- [What this task involves]: Tally the lines containing the word "JSON" and give the total alone.

:: Raw data

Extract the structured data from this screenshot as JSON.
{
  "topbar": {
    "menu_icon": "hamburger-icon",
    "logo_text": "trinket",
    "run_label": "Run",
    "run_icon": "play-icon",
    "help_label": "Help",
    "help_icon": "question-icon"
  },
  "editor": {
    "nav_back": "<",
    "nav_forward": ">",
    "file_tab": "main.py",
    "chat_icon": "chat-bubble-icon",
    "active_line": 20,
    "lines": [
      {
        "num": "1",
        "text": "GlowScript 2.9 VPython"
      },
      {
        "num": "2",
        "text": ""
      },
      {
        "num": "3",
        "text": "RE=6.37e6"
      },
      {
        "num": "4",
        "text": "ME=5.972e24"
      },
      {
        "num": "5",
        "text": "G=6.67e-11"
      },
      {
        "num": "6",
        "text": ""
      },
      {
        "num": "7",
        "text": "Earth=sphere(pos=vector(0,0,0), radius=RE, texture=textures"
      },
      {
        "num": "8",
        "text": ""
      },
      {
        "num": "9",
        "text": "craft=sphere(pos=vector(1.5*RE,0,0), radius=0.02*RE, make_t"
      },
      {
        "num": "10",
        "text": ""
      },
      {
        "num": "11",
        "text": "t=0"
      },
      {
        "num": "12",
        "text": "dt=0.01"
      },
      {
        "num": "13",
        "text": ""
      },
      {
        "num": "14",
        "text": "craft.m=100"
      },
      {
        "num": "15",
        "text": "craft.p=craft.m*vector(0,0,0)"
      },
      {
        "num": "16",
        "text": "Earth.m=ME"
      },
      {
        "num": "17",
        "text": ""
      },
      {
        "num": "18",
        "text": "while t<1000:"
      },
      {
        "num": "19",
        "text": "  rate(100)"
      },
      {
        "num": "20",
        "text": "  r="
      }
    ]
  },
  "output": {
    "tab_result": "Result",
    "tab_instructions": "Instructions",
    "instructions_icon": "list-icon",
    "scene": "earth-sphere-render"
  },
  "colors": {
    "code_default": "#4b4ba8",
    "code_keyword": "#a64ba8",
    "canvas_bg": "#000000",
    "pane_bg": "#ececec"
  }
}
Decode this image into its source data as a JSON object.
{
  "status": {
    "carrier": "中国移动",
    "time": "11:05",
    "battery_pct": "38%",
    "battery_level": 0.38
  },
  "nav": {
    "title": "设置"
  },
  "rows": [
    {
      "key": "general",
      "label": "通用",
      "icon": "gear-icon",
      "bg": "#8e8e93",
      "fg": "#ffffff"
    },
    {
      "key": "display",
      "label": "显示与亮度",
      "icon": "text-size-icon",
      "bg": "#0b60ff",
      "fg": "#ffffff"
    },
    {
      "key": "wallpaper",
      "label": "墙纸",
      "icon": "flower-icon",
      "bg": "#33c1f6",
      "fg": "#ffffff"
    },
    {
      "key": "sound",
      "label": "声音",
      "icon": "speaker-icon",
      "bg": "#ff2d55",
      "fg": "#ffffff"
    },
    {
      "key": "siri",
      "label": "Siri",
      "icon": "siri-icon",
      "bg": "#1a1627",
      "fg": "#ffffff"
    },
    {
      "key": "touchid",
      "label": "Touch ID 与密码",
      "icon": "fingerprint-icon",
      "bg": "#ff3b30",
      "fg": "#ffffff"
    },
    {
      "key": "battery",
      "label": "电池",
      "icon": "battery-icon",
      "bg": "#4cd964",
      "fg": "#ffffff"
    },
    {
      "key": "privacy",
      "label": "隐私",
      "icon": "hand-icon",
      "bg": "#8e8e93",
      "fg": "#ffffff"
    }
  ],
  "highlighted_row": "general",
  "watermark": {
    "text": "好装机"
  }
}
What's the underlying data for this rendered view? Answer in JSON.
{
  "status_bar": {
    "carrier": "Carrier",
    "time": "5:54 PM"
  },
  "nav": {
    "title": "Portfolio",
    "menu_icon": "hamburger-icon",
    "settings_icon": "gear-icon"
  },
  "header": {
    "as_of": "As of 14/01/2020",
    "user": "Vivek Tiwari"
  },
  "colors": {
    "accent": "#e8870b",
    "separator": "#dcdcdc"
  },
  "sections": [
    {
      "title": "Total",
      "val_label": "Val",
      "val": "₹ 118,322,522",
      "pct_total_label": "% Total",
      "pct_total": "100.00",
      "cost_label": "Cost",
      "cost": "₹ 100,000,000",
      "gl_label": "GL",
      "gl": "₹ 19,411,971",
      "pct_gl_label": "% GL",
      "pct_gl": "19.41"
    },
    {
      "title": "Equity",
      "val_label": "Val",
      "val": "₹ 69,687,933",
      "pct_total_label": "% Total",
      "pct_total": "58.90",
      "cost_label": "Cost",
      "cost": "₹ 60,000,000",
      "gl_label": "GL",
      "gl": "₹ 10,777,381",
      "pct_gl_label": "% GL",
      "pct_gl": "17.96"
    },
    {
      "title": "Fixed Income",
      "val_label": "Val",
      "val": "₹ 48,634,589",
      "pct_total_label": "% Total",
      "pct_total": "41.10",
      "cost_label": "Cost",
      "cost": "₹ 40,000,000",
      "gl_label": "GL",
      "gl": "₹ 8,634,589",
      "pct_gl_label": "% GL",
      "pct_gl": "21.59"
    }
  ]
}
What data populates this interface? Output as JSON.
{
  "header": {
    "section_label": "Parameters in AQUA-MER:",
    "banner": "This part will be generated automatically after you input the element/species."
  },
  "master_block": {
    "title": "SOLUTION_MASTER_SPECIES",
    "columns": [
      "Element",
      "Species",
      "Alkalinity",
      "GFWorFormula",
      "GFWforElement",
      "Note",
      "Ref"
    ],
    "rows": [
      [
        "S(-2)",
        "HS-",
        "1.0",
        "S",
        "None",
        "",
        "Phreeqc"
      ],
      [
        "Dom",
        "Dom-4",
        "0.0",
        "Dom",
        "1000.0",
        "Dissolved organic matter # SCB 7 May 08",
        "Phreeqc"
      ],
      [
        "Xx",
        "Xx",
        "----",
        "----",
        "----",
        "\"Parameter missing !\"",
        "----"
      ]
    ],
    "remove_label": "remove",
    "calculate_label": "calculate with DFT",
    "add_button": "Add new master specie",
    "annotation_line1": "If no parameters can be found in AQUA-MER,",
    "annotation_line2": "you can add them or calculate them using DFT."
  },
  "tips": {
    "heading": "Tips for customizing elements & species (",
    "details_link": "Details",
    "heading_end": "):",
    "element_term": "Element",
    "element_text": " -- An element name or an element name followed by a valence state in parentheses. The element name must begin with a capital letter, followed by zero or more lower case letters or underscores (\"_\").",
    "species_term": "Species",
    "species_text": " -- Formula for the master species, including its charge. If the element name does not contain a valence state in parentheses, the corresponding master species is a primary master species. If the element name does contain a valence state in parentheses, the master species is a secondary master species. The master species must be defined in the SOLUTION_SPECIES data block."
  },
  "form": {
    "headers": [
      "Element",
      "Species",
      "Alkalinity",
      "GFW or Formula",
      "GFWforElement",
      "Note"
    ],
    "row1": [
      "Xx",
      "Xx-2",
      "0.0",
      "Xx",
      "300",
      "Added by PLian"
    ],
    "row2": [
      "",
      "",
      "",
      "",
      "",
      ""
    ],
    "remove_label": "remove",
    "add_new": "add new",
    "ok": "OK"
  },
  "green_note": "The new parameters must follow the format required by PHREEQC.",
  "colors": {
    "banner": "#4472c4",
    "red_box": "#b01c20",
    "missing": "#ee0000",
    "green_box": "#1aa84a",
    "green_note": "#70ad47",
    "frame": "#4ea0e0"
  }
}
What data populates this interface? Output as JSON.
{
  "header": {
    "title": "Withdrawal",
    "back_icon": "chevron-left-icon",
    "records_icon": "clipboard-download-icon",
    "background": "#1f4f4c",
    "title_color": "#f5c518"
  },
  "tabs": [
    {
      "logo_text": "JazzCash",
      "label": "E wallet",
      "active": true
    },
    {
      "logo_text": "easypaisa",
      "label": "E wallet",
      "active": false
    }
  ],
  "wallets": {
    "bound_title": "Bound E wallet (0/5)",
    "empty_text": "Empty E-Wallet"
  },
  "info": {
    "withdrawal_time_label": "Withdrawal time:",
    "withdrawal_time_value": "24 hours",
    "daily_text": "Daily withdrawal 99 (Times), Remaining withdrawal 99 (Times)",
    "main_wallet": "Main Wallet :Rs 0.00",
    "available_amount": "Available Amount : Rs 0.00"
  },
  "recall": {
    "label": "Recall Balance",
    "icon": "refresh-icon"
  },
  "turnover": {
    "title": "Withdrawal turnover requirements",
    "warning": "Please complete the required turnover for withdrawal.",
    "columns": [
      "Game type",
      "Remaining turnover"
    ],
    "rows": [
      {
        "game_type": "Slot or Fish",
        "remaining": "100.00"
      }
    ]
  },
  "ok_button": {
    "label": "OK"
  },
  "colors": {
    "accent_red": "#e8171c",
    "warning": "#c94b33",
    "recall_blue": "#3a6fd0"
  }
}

::::

- [Complete response]: 5